Goal:
Copy out every record below with complete accuracy.

Figure contents as structured data

============================================================

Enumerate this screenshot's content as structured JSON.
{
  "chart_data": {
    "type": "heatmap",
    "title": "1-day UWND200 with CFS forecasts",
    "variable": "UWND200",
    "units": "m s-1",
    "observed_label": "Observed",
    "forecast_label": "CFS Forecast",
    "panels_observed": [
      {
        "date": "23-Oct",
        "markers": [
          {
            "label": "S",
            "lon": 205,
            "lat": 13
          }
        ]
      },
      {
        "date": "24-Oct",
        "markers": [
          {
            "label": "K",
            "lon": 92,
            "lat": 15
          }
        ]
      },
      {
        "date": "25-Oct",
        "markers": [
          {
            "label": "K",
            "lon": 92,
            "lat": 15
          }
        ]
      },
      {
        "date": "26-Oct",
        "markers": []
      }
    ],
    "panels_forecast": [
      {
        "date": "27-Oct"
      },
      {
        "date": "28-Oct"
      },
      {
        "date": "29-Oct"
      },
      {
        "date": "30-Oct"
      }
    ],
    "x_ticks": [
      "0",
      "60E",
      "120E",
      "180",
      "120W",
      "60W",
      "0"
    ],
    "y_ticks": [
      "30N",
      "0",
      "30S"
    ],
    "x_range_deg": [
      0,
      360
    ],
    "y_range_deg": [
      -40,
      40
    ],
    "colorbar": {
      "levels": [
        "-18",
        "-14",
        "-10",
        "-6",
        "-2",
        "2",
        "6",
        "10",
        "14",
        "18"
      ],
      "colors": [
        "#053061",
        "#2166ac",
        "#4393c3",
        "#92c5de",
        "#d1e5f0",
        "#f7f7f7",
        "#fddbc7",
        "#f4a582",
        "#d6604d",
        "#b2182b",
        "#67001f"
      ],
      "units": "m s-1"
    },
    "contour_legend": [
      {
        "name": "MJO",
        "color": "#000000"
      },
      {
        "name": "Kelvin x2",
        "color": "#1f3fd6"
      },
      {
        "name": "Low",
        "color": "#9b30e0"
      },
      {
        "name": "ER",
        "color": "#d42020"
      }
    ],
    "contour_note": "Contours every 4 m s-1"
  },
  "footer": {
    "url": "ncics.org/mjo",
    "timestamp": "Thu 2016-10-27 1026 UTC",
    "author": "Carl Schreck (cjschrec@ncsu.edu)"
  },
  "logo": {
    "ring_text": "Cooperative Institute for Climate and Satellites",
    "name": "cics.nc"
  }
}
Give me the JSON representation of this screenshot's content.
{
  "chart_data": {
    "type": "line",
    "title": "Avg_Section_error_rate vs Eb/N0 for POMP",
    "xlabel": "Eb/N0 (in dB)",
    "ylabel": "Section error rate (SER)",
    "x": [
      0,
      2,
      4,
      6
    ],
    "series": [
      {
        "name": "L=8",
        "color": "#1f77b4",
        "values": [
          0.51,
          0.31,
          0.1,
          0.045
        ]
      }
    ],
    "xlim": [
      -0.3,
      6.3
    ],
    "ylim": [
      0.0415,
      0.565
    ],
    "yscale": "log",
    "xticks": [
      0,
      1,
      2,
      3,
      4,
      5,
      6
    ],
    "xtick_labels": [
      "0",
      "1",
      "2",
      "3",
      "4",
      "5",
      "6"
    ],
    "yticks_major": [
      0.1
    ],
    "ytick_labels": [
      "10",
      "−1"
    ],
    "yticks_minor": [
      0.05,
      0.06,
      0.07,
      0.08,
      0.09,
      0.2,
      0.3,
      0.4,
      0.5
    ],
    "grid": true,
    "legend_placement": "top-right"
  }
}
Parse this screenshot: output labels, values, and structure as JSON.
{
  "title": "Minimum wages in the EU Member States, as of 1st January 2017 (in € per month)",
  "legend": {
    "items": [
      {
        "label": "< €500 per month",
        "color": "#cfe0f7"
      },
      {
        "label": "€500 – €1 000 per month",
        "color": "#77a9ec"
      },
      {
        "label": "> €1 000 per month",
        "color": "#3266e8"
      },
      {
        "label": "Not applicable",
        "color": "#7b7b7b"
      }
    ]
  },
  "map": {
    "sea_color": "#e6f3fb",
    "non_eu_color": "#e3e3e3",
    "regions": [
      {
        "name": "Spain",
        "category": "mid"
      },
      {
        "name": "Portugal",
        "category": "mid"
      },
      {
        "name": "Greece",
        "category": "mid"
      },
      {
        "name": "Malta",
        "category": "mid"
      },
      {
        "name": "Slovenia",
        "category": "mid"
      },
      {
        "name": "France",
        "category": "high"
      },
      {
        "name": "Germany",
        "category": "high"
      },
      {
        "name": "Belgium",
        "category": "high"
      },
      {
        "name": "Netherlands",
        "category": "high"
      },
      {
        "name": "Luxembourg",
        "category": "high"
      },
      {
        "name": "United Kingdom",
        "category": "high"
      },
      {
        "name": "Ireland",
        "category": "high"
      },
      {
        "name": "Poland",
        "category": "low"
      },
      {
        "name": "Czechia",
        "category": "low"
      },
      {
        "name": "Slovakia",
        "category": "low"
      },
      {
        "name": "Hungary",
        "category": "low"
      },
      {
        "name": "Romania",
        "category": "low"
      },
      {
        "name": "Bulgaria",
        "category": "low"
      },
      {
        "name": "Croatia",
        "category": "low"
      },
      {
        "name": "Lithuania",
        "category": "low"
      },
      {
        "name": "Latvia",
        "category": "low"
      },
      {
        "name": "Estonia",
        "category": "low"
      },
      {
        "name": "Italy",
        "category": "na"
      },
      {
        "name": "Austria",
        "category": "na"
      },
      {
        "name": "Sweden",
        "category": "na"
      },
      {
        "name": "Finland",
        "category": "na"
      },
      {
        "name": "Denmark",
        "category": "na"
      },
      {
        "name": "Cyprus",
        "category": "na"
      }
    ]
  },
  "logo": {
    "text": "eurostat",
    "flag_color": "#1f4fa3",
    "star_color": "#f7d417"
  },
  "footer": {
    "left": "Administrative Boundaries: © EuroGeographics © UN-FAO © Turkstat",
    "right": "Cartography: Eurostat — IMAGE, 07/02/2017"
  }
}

============================================================

Correct response:
Enumerate this screenshot's content as structured JSON.
{
  "chart_data": {
    "type": "heatmap",
    "title": "1-day UWND200 with CFS forecasts",
    "variable": "UWND200",
    "units": "m s-1",
    "observed_label": "Observed",
    "forecast_label": "CFS Forecast",
    "panels_observed": [
      {
        "date": "23-Oct",
        "markers": [
          {
            "label": "S",
            "lon": 205,
            "lat": 13
          }
        ]
      },
      {
        "date": "24-Oct",
        "markers": [
          {
            "label": "K",
            "lon": 92,
            "lat": 15
          }
        ]
      },
      {
        "date": "25-Oct",
        "markers": [
          {
            "label": "K",
            "lon": 92,
            "lat": 15
          }
        ]
      },
      {
        "date": "26-Oct",
        "markers": []
      }
    ],
    "panels_forecast": [
      {
        "date": "27-Oct"
      },
      {
        "date": "28-Oct"
      },
      {
        "date": "29-Oct"
      },
      {
        "date": "30-Oct"
      }
    ],
    "x_ticks": [
      "0",
      "60E",
      "120E",
      "180",
      "120W",
      "60W",
      "0"
    ],
    "y_ticks": [
      "30N",
      "0",
      "30S"
    ],
    "x_range_deg": [
      0,
      360
    ],
    "y_range_deg": [
      -40,
      40
    ],
    "colorbar": {
      "levels": [
        "-18",
        "-14",
        "-10",
        "-6",
        "-2",
        "2",
        "6",
        "10",
        "14",
        "18"
      ],
      "colors": [
        "#053061",
        "#2166ac",
        "#4393c3",
        "#92c5de",
        "#d1e5f0",
        "#f7f7f7",
        "#fddbc7",
        "#f4a582",
        "#d6604d",
        "#b2182b",
        "#67001f"
      ],
      "units": "m s-1"
    },
    "contour_legend": [
      {
        "name": "MJO",
        "color": "#000000"
      },
      {
        "name": "Kelvin x2",
        "color": "#1f3fd6"
      },
      {
        "name": "Low",
        "color": "#9b30e0"
      },
      {
        "name": "ER",
        "color": "#d42020"
      }
    ],
    "contour_note": "Contours every 4 m s-1"
  },
  "footer": {
    "url": "ncics.org/mjo",
    "timestamp": "Thu 2016-10-27 1026 UTC",
    "author": "Carl Schreck (cjschrec@ncsu.edu)"
  },
  "logo": {
    "ring_text": "Cooperative Institute for Climate and Satellites",
    "name": "cics.nc"
  }
}
Give me the JSON representation of this screenshot's content.
{
  "chart_data": {
    "type": "line",
    "title": "Avg_Section_error_rate vs Eb/N0 for POMP",
    "xlabel": "Eb/N0 (in dB)",
    "ylabel": "Section error rate (SER)",
    "x": [
      0,
      2,
      4,
      6
    ],
    "series": [
      {
        "name": "L=8",
        "color": "#1f77b4",
        "values": [
          0.51,
          0.31,
          0.1,
          0.045
        ]
      }
    ],
    "xlim": [
      -0.3,
      6.3
    ],
    "ylim": [
      0.0415,
      0.565
    ],
    "yscale": "log",
    "xticks": [
      0,
      1,
      2,
      3,
      4,
      5,
      6
    ],
    "xtick_labels": [
      "0",
      "1",
      "2",
      "3",
      "4",
      "5",
      "6"
    ],
    "yticks_major": [
      0.1
    ],
    "ytick_labels": [
      "10",
      "−1"
    ],
    "yticks_minor": [
      0.05,
      0.06,
      0.07,
      0.08,
      0.09,
      0.2,
      0.3,
      0.4,
      0.5
    ],
    "grid": true,
    "legend_placement": "top-right"
  }
}
Parse this screenshot: output labels, values, and structure as JSON.
{
  "title": "Minimum wages in the EU Member States, as of 1st January 2017 (in € per month)",
  "legend": {
    "items": [
      {
        "label": "< €500 per month",
        "color": "#cfe0f7"
      },
      {
        "label": "€500 – €1 000 per month",
        "color": "#77a9ec"
      },
      {
        "label": "> €1 000 per month",
        "color": "#3266e8"
      },
      {
        "label": "Not applicable",
        "color": "#7b7b7b"
      }
    ]
  },
  "map": {
    "sea_color": "#e6f3fb",
    "non_eu_color": "#e3e3e3",
    "regions": [
      {
        "name": "Spain",
        "category": "mid"
      },
      {
        "name": "Portugal",
        "category": "mid"
      },
      {
        "name": "Greece",
        "category": "mid"
      },
      {
        "name": "Malta",
        "category": "mid"
      },
      {
        "name": "Slovenia",
        "category": "mid"
      },
      {
        "name": "France",
        "category": "high"
      },
      {
        "name": "Germany",
        "category": "high"
      },
      {
        "name": "Belgium",
        "category": "high"
      },
      {
        "name": "Netherlands",
        "category": "high"
      },
      {
        "name": "Luxembourg",
        "category": "high"
      },
      {
        "name": "United Kingdom",
        "category": "high"
      },
      {
        "name": "Ireland",
        "category": "high"
      },
      {
        "name": "Poland",
        "category": "low"
      },
      {
        "name": "Czechia",
        "category": "low"
      },
      {
        "name": "Slovakia",
        "category": "low"
      },
      {
        "name": "Hungary",
        "category": "low"
      },
      {
        "name": "Romania",
        "category": "low"
      },
      {
        "name": "Bulgaria",
        "category": "low"
      },
      {
        "name": "Croatia",
        "category": "low"
      },
      {
        "name": "Lithuania",
        "category": "low"
      },
      {
        "name": "Latvia",
        "category": "low"
      },
      {
        "name": "Estonia",
        "category": "low"
      },
      {
        "name": "Italy",
        "category": "na"
      },
      {
        "name": "Austria",
        "category": "na"
      },
      {
        "name": "Sweden",
        "category": "na"
      },
      {
        "name": "Finland",
        "category": "na"
      },
      {
        "name": "Denmark",
        "category": "na"
      },
      {
        "name": "Cyprus",
        "category": "na"
      }
    ]
  },
  "logo": {
    "text": "eurostat",
    "flag_color": "#1f4fa3",
    "star_color": "#f7d417"
  },
  "footer": {
    "left": "Administrative Boundaries: © EuroGeographics © UN-FAO © Turkstat",
    "right": "Cartography: Eurostat — IMAGE, 07/02/2017"
  }
}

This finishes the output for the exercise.